# Instructions for the task
Pull every line that holds the word "есть" from the entries.

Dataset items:
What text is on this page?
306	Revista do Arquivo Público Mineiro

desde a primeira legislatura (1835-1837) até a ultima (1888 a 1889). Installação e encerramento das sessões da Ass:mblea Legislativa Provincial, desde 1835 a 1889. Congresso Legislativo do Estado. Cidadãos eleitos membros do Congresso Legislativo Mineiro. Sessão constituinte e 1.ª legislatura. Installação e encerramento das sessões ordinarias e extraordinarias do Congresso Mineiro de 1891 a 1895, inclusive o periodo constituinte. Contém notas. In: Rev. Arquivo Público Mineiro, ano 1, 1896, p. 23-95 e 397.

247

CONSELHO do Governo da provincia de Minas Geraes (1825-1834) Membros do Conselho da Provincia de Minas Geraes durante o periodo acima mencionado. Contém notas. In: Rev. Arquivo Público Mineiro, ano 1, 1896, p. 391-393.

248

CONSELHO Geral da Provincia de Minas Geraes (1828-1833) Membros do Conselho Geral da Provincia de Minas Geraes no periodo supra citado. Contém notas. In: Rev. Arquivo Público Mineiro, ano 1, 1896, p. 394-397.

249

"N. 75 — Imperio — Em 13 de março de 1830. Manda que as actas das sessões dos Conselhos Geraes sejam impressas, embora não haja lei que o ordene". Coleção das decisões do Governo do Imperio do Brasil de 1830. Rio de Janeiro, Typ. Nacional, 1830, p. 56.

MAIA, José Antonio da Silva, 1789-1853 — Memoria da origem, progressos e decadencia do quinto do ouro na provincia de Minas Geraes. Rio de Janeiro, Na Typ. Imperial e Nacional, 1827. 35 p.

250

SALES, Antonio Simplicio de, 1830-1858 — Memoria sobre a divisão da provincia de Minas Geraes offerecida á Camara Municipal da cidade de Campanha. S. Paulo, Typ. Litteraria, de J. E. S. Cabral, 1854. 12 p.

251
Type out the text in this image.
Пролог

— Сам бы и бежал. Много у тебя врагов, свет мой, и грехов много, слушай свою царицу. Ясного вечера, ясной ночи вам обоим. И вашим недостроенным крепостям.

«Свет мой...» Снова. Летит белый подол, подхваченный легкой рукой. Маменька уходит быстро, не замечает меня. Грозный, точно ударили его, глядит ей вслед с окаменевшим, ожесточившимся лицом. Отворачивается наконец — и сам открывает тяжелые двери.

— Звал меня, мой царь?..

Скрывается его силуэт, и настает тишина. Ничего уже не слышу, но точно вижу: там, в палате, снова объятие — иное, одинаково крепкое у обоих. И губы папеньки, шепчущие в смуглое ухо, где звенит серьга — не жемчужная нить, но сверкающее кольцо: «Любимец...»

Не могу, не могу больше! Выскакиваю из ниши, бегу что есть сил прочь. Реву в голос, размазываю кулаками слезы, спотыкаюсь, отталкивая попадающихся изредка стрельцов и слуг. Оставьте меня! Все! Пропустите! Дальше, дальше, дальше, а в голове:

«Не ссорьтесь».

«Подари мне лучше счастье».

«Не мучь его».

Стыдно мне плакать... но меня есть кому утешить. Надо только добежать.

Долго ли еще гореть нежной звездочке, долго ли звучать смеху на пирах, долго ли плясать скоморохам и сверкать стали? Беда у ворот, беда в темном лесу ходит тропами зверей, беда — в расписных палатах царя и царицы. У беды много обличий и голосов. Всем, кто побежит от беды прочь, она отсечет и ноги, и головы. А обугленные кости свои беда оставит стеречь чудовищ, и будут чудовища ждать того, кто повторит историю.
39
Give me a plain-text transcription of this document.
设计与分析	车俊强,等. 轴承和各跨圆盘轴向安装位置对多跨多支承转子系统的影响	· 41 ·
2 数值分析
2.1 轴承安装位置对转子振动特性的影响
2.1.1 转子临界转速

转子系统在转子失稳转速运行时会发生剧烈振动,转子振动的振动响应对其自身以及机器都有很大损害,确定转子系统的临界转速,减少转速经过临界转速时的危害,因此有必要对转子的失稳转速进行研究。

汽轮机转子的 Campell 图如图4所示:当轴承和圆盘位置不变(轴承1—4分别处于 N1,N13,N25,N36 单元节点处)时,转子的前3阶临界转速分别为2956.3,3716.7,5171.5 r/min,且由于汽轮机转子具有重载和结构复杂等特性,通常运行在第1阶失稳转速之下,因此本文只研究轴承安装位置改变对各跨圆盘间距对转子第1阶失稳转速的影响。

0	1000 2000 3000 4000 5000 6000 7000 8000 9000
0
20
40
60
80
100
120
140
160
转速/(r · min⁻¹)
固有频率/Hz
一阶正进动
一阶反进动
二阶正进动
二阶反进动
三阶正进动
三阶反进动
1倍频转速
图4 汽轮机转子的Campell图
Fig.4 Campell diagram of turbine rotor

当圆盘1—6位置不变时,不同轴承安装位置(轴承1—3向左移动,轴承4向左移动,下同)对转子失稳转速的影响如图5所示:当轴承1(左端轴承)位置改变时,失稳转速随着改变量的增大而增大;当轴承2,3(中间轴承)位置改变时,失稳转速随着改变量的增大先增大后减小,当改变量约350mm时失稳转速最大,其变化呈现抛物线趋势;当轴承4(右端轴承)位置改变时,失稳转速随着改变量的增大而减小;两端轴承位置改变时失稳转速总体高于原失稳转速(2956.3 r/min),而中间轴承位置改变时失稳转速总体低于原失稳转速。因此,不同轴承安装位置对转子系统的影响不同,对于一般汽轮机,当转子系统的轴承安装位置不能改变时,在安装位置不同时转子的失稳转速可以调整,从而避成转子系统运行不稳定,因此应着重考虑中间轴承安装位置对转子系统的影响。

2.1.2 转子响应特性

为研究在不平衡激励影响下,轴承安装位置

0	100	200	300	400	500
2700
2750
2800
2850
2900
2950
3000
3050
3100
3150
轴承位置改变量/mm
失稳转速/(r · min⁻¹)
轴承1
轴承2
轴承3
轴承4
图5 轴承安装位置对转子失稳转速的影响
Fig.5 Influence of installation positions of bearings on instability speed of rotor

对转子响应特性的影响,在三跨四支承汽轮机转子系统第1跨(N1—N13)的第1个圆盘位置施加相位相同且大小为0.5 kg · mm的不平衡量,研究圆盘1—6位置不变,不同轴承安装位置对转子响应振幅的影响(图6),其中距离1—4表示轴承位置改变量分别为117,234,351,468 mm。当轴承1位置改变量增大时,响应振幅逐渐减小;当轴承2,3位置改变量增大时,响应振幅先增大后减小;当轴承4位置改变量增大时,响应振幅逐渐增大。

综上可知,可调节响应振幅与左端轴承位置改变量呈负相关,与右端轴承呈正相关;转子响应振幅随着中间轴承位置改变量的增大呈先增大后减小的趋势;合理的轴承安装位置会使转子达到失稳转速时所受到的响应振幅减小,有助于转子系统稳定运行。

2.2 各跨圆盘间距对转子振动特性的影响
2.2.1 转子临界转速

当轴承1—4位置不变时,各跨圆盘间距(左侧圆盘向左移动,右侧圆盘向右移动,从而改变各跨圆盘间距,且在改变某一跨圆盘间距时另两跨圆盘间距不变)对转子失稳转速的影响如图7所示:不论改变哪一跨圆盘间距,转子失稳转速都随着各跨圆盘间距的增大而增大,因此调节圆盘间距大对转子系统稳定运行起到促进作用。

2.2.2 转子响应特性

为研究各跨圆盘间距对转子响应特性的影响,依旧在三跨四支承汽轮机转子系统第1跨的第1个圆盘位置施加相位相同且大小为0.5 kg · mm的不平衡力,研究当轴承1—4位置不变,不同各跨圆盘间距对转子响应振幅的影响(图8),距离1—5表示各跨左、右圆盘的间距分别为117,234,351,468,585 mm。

# Correct answer
Не могу, не могу больше! Выскакиваю из ниши, бегу что есть сил прочь. Реву в голос, размазываю кулаками слезы, спотыкаюсь, отталкивая попадающихся изредка стрельцов и слуг. Оставьте меня! Все! Пропустите! Дальше, дальше, дальше, а в голове:
Стыдно мне плакать... но меня есть кому утешить. Надо только добежать.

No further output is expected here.